— Start of EXERCISE MATERIAL —

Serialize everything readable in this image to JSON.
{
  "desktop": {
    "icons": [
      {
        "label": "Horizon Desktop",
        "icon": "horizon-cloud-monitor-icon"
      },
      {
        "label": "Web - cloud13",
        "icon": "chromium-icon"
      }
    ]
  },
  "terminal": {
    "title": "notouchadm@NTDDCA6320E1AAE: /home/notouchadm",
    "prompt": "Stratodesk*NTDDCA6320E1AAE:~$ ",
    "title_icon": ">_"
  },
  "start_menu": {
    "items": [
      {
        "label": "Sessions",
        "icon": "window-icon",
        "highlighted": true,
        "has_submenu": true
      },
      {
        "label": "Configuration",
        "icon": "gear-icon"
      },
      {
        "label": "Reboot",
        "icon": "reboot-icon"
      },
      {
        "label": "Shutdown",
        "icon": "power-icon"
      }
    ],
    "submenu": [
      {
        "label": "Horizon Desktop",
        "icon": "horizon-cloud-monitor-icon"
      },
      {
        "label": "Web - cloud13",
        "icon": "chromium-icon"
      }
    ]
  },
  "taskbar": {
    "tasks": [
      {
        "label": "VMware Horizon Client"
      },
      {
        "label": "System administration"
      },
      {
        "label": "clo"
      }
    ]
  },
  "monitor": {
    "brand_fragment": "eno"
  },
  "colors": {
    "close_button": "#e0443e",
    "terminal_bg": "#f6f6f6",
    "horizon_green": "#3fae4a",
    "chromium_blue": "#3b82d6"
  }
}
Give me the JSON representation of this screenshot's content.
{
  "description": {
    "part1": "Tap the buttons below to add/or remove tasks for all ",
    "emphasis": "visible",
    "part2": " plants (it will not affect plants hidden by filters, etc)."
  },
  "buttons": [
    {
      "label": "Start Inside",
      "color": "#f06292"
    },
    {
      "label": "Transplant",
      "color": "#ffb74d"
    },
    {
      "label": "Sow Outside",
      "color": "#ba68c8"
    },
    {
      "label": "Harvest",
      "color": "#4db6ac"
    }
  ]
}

— End of EXERCISE MATERIAL —

Output exactly the lines above, from the one holding "Give me the" through the end of the data, including the first and last.

REPLY:
Give me the JSON representation of this screenshot's content.
{
  "description": {
    "part1": "Tap the buttons below to add/or remove tasks for all ",
    "emphasis": "visible",
    "part2": " plants (it will not affect plants hidden by filters, etc)."
  },
  "buttons": [
    {
      "label": "Start Inside",
      "color": "#f06292"
    },
    {
      "label": "Transplant",
      "color": "#ffb74d"
    },
    {
      "label": "Sow Outside",
      "color": "#ba68c8"
    },
    {
      "label": "Harvest",
      "color": "#4db6ac"
    }
  ]
}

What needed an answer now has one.